**SUPPLIED INFORMATION**.
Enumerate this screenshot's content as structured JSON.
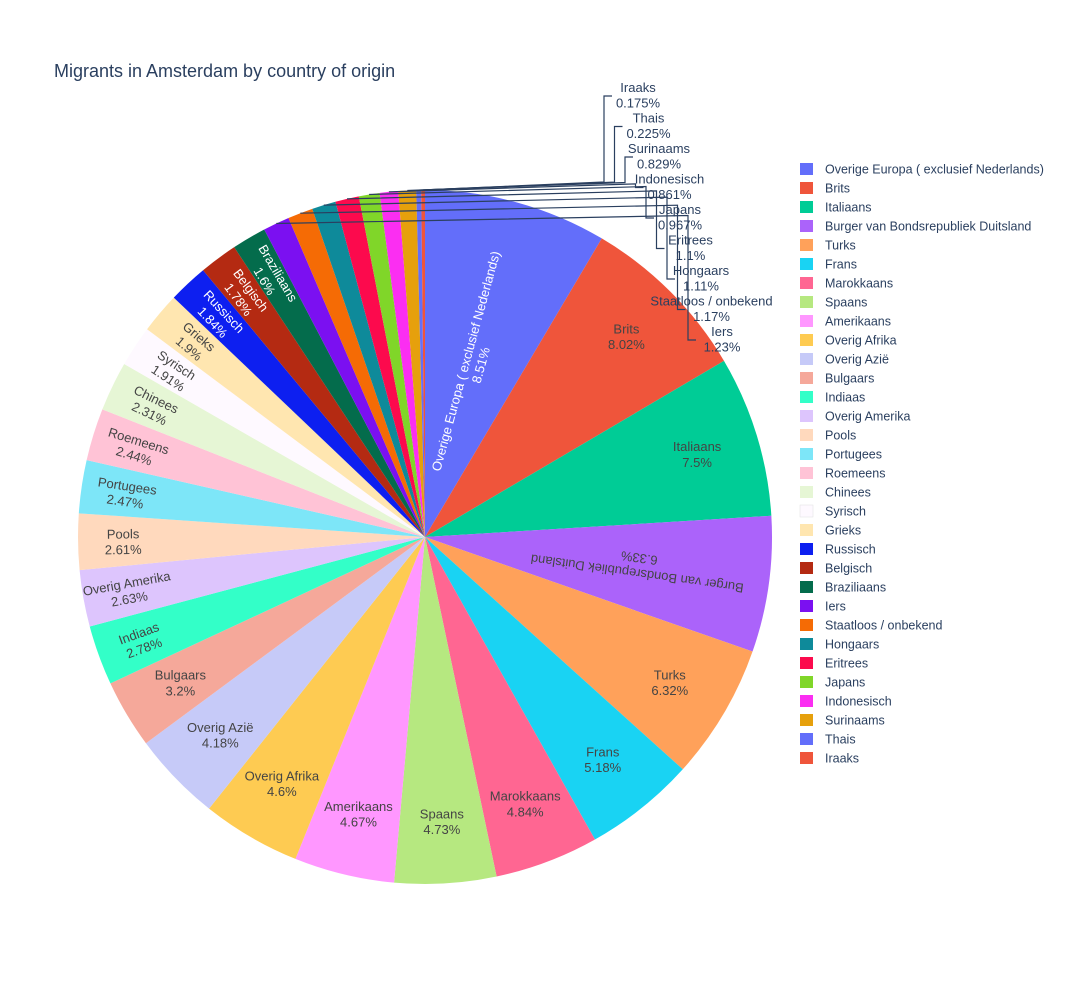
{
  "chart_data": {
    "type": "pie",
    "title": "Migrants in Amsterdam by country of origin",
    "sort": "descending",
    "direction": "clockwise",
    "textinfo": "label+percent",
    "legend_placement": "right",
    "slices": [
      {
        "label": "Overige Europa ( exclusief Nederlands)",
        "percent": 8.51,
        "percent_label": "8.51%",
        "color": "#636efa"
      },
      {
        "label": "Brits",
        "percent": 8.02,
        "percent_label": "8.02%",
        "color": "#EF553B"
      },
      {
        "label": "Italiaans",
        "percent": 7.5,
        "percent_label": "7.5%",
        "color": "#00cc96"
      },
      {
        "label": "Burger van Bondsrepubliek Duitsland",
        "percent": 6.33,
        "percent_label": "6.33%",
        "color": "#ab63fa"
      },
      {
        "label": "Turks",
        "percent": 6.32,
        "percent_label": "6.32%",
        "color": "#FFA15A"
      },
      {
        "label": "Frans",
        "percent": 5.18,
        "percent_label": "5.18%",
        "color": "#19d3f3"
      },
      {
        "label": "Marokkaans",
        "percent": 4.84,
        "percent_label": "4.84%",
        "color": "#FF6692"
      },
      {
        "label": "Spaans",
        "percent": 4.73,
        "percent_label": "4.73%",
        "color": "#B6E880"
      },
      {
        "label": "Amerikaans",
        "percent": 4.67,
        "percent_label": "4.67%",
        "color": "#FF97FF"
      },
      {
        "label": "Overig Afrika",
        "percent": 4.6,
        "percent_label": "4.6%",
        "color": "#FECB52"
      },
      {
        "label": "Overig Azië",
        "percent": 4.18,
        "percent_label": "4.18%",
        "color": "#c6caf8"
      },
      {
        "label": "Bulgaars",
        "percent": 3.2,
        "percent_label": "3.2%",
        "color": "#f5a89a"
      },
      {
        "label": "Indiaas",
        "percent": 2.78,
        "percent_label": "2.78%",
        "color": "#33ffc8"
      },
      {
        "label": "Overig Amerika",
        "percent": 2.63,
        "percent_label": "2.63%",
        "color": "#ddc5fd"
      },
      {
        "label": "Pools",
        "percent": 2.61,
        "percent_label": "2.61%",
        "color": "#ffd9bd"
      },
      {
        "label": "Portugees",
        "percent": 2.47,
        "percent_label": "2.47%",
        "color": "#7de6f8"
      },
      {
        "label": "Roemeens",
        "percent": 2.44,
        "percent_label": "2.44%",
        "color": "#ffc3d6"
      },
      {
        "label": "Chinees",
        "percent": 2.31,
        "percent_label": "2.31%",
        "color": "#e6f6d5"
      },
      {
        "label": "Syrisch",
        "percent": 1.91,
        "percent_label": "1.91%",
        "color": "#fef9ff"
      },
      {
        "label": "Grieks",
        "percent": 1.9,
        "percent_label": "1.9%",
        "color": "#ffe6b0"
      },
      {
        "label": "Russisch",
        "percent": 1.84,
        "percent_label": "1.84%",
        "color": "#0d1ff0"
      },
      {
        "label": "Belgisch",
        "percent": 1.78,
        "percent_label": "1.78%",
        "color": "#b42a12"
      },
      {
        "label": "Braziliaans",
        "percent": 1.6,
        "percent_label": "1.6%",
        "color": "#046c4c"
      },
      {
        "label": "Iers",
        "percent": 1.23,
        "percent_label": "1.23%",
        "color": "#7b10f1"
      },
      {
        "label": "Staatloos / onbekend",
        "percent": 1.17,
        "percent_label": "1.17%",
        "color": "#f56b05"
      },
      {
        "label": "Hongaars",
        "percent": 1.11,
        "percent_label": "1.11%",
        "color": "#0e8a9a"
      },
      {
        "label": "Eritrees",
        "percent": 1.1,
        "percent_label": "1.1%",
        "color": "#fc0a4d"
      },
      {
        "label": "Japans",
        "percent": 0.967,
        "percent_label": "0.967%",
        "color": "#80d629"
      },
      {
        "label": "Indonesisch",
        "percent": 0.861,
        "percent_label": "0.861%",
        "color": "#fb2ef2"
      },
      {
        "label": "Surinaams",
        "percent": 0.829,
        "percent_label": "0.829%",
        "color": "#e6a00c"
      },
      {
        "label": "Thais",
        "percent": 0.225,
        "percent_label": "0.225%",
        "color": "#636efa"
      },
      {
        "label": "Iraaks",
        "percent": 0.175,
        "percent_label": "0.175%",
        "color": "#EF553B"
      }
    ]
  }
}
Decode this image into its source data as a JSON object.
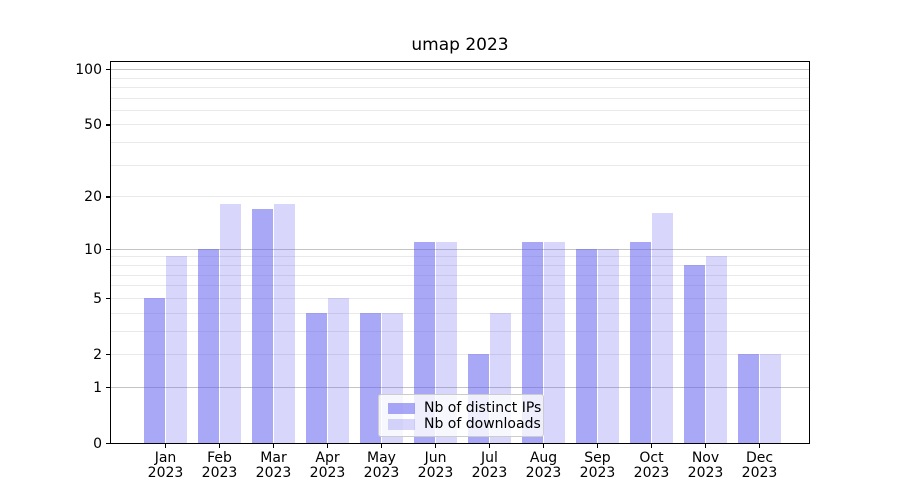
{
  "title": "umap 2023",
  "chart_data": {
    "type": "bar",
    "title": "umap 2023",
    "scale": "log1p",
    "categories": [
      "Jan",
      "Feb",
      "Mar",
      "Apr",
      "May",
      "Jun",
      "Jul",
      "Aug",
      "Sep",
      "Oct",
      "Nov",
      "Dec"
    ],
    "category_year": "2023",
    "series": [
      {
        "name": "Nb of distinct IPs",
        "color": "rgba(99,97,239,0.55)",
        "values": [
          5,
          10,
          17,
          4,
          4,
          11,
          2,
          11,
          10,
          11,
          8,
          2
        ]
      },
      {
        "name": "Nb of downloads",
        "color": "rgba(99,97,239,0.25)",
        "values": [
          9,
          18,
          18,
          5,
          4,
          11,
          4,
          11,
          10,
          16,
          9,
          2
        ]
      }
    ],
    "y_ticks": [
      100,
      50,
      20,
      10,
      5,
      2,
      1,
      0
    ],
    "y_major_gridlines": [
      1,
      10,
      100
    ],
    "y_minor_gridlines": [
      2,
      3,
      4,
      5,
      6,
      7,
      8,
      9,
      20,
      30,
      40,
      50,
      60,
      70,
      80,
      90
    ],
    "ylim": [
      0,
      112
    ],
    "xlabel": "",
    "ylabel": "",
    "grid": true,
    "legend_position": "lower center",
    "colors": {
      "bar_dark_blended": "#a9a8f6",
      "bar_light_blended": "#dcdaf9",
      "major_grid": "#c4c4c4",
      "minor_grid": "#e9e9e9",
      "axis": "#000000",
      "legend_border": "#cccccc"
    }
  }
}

**WHAT IS REQUIRED**. Print the full listing exactly, dropping the pictures.

**RESULT BELOW**.
Enumerate this screenshot's content as structured JSON.
{
  "chart_data": {
    "type": "pie",
    "title": "Migrants in Amsterdam by country of origin",
    "sort": "descending",
    "direction": "clockwise",
    "textinfo": "label+percent",
    "legend_placement": "right",
    "slices": [
      {
        "label": "Overige Europa ( exclusief Nederlands)",
        "percent": 8.51,
        "percent_label": "8.51%",
        "color": "#636efa"
      },
      {
        "label": "Brits",
        "percent": 8.02,
        "percent_label": "8.02%",
        "color": "#EF553B"
      },
      {
        "label": "Italiaans",
        "percent": 7.5,
        "percent_label": "7.5%",
        "color": "#00cc96"
      },
      {
        "label": "Burger van Bondsrepubliek Duitsland",
        "percent": 6.33,
        "percent_label": "6.33%",
        "color": "#ab63fa"
      },
      {
        "label": "Turks",
        "percent": 6.32,
        "percent_label": "6.32%",
        "color": "#FFA15A"
      },
      {
        "label": "Frans",
        "percent": 5.18,
        "percent_label": "5.18%",
        "color": "#19d3f3"
      },
      {
        "label": "Marokkaans",
        "percent": 4.84,
        "percent_label": "4.84%",
        "color": "#FF6692"
      },
      {
        "label": "Spaans",
        "percent": 4.73,
        "percent_label": "4.73%",
        "color": "#B6E880"
      },
      {
        "label": "Amerikaans",
        "percent": 4.67,
        "percent_label": "4.67%",
        "color": "#FF97FF"
      },
      {
        "label": "Overig Afrika",
        "percent": 4.6,
        "percent_label": "4.6%",
        "color": "#FECB52"
      },
      {
        "label": "Overig Azië",
        "percent": 4.18,
        "percent_label": "4.18%",
        "color": "#c6caf8"
      },
      {
        "label": "Bulgaars",
        "percent": 3.2,
        "percent_label": "3.2%",
        "color": "#f5a89a"
      },
      {
        "label": "Indiaas",
        "percent": 2.78,
        "percent_label": "2.78%",
        "color": "#33ffc8"
      },
      {
        "label": "Overig Amerika",
        "percent": 2.63,
        "percent_label": "2.63%",
        "color": "#ddc5fd"
      },
      {
        "label": "Pools",
        "percent": 2.61,
        "percent_label": "2.61%",
        "color": "#ffd9bd"
      },
      {
        "label": "Portugees",
        "percent": 2.47,
        "percent_label": "2.47%",
        "color": "#7de6f8"
      },
      {
        "label": "Roemeens",
        "percent": 2.44,
        "percent_label": "2.44%",
        "color": "#ffc3d6"
      },
      {
        "label": "Chinees",
        "percent": 2.31,
        "percent_label": "2.31%",
        "color": "#e6f6d5"
      },
      {
        "label": "Syrisch",
        "percent": 1.91,
        "percent_label": "1.91%",
        "color": "#fef9ff"
      },
      {
        "label": "Grieks",
        "percent": 1.9,
        "percent_label": "1.9%",
        "color": "#ffe6b0"
      },
      {
        "label": "Russisch",
        "percent": 1.84,
        "percent_label": "1.84%",
        "color": "#0d1ff0"
      },
      {
        "label": "Belgisch",
        "percent": 1.78,
        "percent_label": "1.78%",
        "color": "#b42a12"
      },
      {
        "label": "Braziliaans",
        "percent": 1.6,
        "percent_label": "1.6%",
        "color": "#046c4c"
      },
      {
        "label": "Iers",
        "percent": 1.23,
        "percent_label": "1.23%",
        "color": "#7b10f1"
      },
      {
        "label": "Staatloos / onbekend",
        "percent": 1.17,
        "percent_label": "1.17%",
        "color": "#f56b05"
      },
      {
        "label": "Hongaars",
        "percent": 1.11,
        "percent_label": "1.11%",
        "color": "#0e8a9a"
      },
      {
        "label": "Eritrees",
        "percent": 1.1,
        "percent_label": "1.1%",
        "color": "#fc0a4d"
      },
      {
        "label": "Japans",
        "percent": 0.967,
        "percent_label": "0.967%",
        "color": "#80d629"
      },
      {
        "label": "Indonesisch",
        "percent": 0.861,
        "percent_label": "0.861%",
        "color": "#fb2ef2"
      },
      {
        "label": "Surinaams",
        "percent": 0.829,
        "percent_label": "0.829%",
        "color": "#e6a00c"
      },
      {
        "label": "Thais",
        "percent": 0.225,
        "percent_label": "0.225%",
        "color": "#636efa"
      },
      {
        "label": "Iraaks",
        "percent": 0.175,
        "percent_label": "0.175%",
        "color": "#EF553B"
      }
    ]
  }
}
Decode this image into its source data as a JSON object.
{
  "title": "umap 2023",
  "chart_data": {
    "type": "bar",
    "title": "umap 2023",
    "scale": "log1p",
    "categories": [
      "Jan",
      "Feb",
      "Mar",
      "Apr",
      "May",
      "Jun",
      "Jul",
      "Aug",
      "Sep",
      "Oct",
      "Nov",
      "Dec"
    ],
    "category_year": "2023",
    "series": [
      {
        "name": "Nb of distinct IPs",
        "color": "rgba(99,97,239,0.55)",
        "values": [
          5,
          10,
          17,
          4,
          4,
          11,
          2,
          11,
          10,
          11,
          8,
          2
        ]
      },
      {
        "name": "Nb of downloads",
        "color": "rgba(99,97,239,0.25)",
        "values": [
          9,
          18,
          18,
          5,
          4,
          11,
          4,
          11,
          10,
          16,
          9,
          2
        ]
      }
    ],
    "y_ticks": [
      100,
      50,
      20,
      10,
      5,
      2,
      1,
      0
    ],
    "y_major_gridlines": [
      1,
      10,
      100
    ],
    "y_minor_gridlines": [
      2,
      3,
      4,
      5,
      6,
      7,
      8,
      9,
      20,
      30,
      40,
      50,
      60,
      70,
      80,
      90
    ],
    "ylim": [
      0,
      112
    ],
    "xlabel": "",
    "ylabel": "",
    "grid": true,
    "legend_position": "lower center",
    "colors": {
      "bar_dark_blended": "#a9a8f6",
      "bar_light_blended": "#dcdaf9",
      "major_grid": "#c4c4c4",
      "minor_grid": "#e9e9e9",
      "axis": "#000000",
      "legend_border": "#cccccc"
    }
  }
}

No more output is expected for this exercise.